## BEGIN Data shown
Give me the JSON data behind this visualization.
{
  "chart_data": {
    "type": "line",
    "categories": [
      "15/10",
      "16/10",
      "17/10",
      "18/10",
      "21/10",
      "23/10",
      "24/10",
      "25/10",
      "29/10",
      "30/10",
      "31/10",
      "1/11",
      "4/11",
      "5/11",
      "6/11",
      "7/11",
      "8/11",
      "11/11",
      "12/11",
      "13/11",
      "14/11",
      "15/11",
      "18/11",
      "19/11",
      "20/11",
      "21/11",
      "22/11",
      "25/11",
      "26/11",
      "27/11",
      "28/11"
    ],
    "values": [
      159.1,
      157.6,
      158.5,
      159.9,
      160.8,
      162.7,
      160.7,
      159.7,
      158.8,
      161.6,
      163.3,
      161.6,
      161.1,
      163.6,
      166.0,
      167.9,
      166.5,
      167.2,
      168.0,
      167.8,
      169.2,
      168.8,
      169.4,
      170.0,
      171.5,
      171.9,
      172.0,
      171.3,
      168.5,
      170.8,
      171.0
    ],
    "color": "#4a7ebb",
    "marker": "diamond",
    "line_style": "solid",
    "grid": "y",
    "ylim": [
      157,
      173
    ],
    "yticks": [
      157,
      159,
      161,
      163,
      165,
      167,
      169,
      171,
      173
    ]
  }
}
## END Data shown
## BEGIN Data shown
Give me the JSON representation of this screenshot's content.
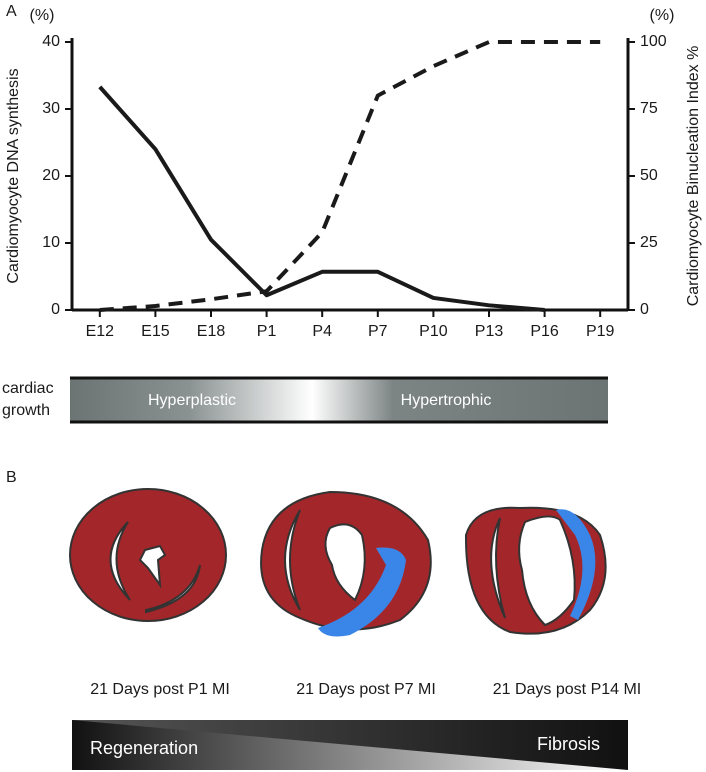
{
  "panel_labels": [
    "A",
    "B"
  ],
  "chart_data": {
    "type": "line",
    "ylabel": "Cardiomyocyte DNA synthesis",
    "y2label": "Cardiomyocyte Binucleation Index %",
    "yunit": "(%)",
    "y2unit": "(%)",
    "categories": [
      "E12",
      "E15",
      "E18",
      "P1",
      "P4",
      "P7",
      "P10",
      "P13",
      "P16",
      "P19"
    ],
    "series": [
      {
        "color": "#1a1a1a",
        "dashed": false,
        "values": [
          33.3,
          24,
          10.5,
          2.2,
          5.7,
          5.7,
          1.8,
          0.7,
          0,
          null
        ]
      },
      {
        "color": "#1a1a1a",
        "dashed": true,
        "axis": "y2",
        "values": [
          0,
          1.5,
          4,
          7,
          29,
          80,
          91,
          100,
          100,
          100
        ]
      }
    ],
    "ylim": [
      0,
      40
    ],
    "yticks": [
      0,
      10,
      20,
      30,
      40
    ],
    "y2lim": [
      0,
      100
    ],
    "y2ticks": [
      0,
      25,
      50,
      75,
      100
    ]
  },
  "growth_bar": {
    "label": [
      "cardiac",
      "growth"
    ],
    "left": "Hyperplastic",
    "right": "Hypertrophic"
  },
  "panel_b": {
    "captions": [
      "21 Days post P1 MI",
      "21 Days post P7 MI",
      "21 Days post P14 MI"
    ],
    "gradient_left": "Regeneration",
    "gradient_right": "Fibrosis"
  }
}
## END Data shown
■ Stated goal ■
Return every line in the listing that contains the word "JSON".

■ Solved exercise ■
Give me the JSON data behind this visualization.
Give me the JSON representation of this screenshot's content.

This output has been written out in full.